- _Exercise directions_
Output only the count of lines that contain "inconsolabile".

- _Material for this exercise_
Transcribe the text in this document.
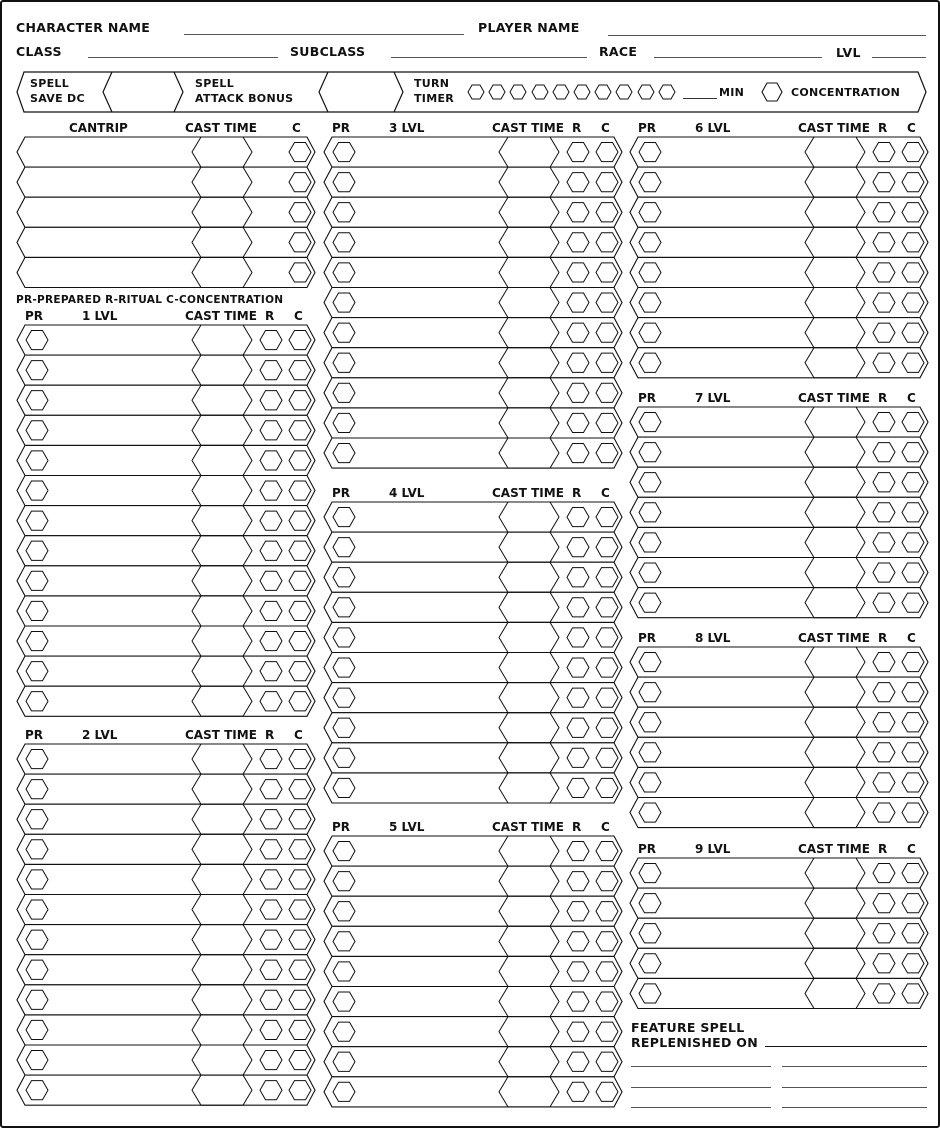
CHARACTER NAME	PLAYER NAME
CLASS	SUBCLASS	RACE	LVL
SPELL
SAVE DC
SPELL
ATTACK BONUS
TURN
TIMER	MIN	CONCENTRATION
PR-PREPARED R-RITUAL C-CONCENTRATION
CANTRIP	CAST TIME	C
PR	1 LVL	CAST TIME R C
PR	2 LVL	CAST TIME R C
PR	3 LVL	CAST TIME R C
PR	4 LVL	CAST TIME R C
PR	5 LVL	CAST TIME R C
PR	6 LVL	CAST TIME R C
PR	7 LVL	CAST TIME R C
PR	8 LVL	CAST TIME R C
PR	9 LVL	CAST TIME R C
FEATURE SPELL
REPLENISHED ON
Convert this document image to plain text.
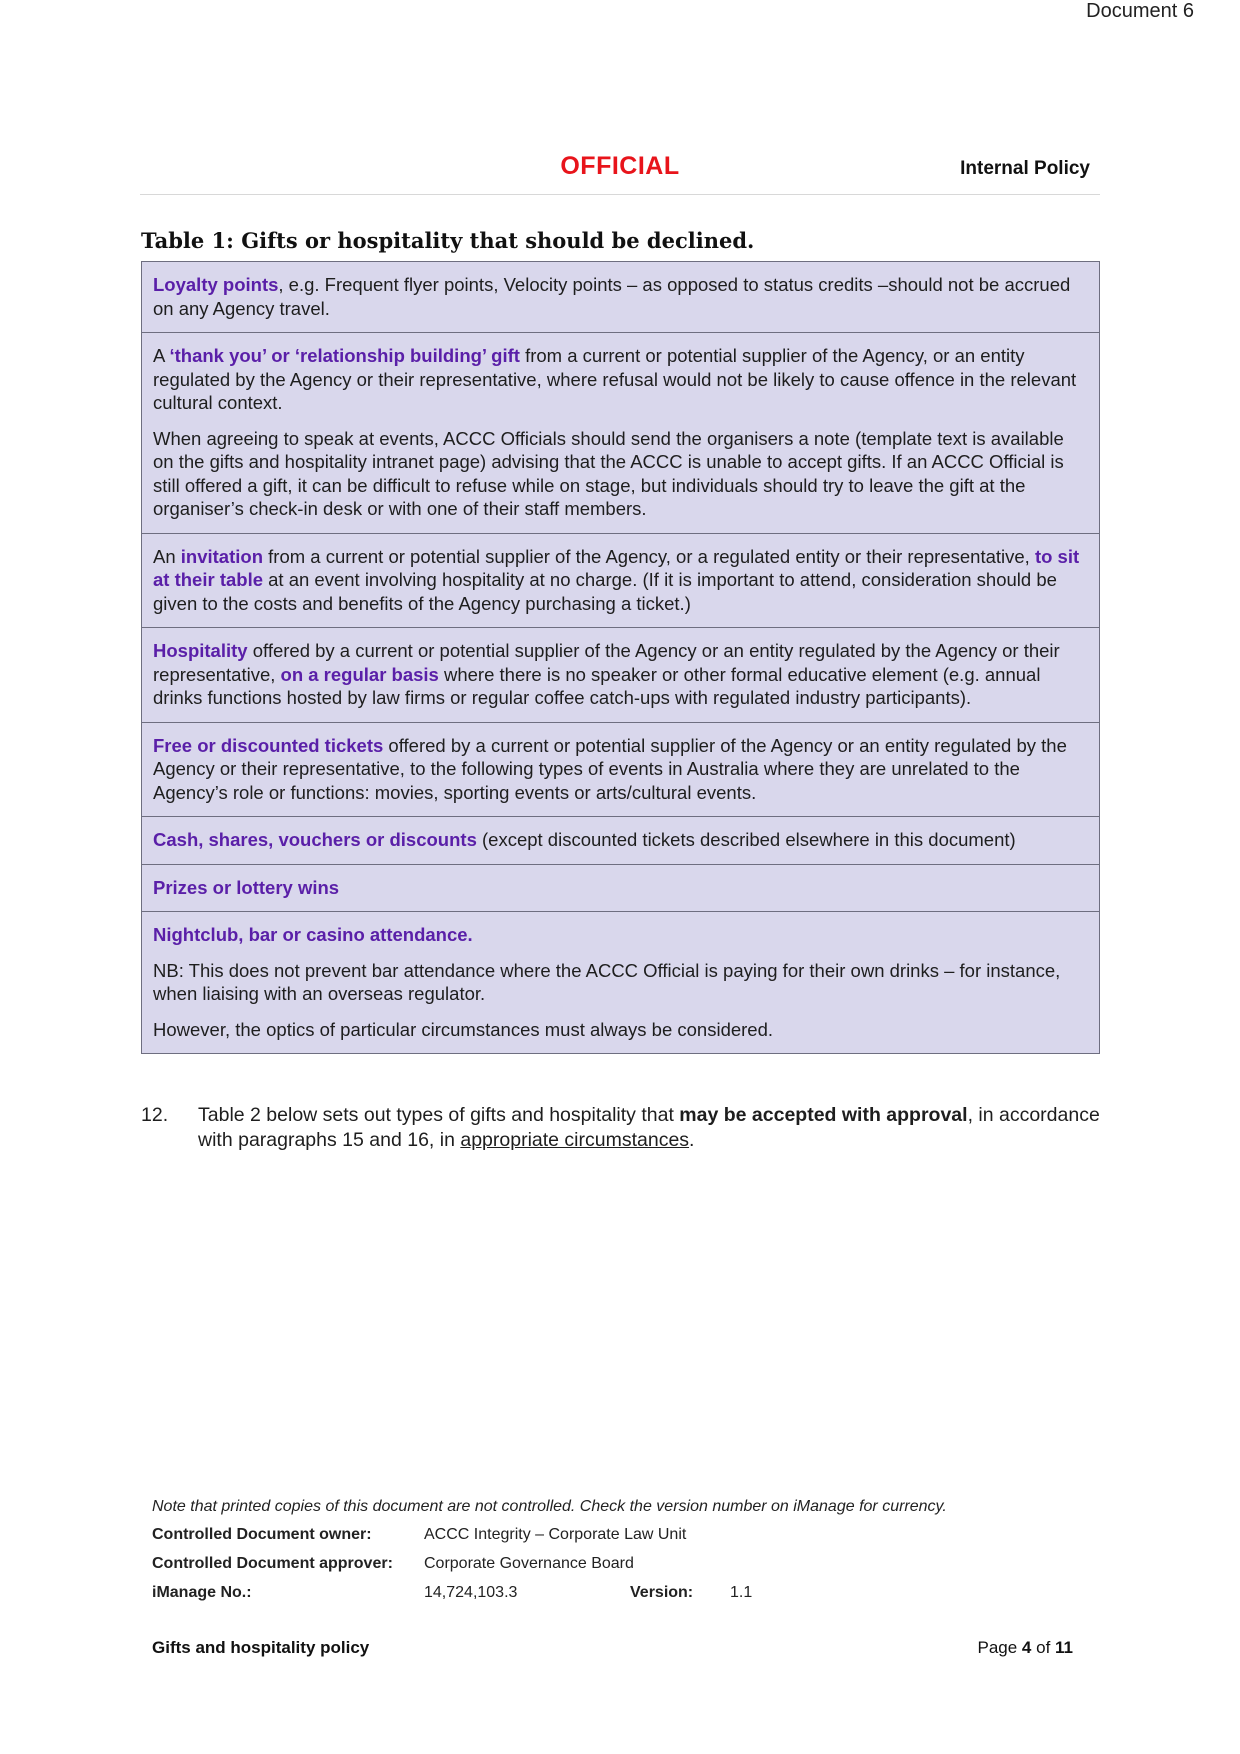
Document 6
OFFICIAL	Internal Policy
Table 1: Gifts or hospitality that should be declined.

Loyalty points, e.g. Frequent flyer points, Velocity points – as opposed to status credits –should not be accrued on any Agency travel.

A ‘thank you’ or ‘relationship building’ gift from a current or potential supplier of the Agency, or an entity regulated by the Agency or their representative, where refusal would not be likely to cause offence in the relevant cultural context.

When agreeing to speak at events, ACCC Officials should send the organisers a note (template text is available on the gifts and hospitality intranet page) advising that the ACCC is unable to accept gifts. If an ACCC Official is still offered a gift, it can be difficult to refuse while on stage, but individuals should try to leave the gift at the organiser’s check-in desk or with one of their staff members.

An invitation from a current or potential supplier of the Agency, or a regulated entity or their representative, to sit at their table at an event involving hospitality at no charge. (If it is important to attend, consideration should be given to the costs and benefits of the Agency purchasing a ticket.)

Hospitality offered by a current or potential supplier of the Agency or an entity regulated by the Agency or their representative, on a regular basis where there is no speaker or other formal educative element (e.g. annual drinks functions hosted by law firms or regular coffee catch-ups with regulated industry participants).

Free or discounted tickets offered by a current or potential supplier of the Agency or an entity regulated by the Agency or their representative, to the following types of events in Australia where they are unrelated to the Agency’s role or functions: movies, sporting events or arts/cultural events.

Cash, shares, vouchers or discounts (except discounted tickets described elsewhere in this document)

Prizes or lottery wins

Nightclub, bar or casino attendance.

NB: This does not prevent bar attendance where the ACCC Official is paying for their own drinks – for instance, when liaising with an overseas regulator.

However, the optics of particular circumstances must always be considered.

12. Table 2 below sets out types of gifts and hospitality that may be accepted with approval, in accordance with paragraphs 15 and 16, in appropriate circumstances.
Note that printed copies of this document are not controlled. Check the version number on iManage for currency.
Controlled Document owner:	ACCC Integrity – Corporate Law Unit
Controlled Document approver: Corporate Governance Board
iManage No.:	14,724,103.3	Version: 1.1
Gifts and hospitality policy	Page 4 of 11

==

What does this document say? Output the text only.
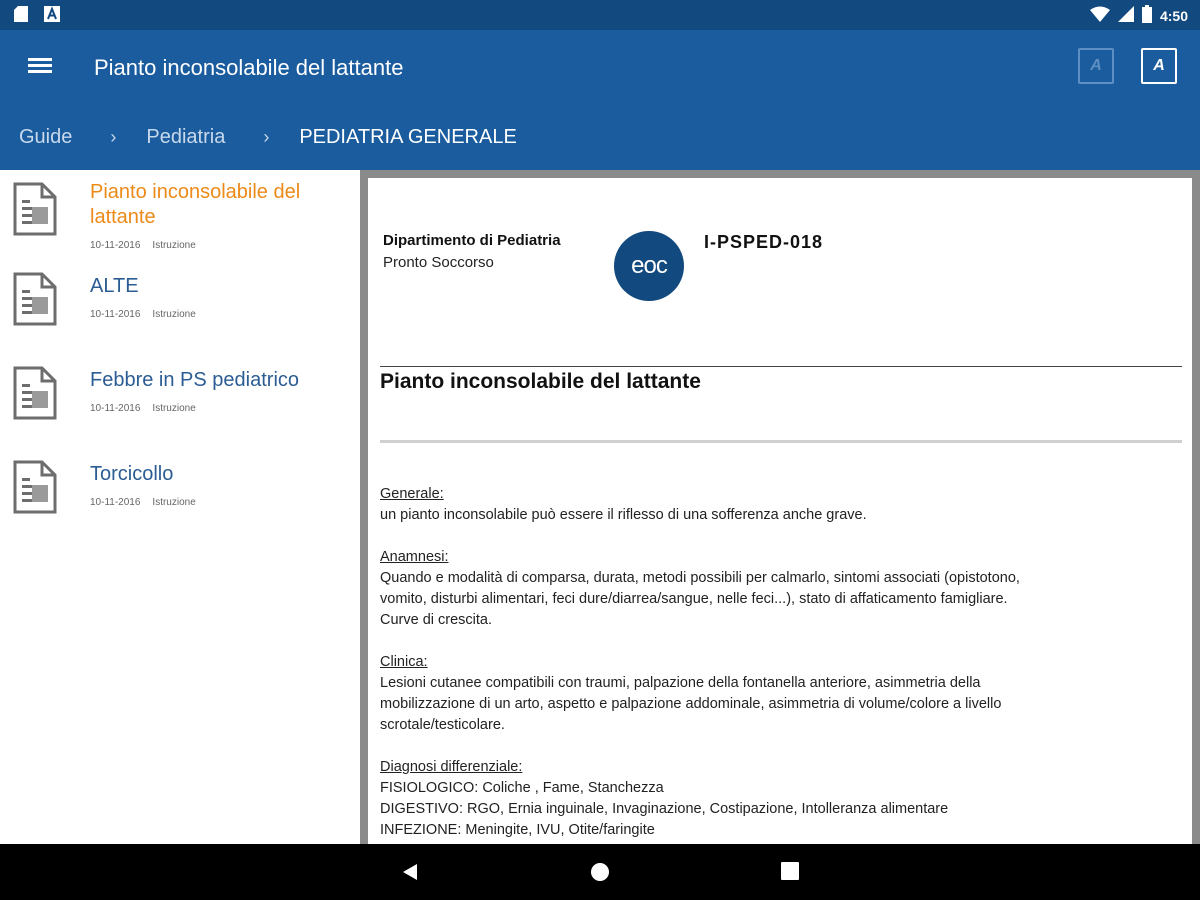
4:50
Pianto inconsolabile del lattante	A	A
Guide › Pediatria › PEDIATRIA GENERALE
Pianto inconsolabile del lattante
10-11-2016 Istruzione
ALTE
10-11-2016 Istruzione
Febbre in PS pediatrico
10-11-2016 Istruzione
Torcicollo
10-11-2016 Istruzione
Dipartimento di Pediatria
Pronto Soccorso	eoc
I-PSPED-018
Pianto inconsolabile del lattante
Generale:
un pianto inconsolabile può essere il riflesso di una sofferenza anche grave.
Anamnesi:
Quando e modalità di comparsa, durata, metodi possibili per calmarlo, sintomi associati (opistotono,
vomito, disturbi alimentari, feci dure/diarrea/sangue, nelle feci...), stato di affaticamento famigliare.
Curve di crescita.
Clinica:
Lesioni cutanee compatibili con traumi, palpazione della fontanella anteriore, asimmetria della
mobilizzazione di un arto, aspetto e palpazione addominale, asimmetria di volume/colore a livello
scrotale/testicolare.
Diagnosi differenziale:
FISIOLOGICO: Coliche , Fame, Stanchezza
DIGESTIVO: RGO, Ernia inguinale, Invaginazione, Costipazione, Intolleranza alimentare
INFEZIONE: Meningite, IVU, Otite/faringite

- _The reply_
4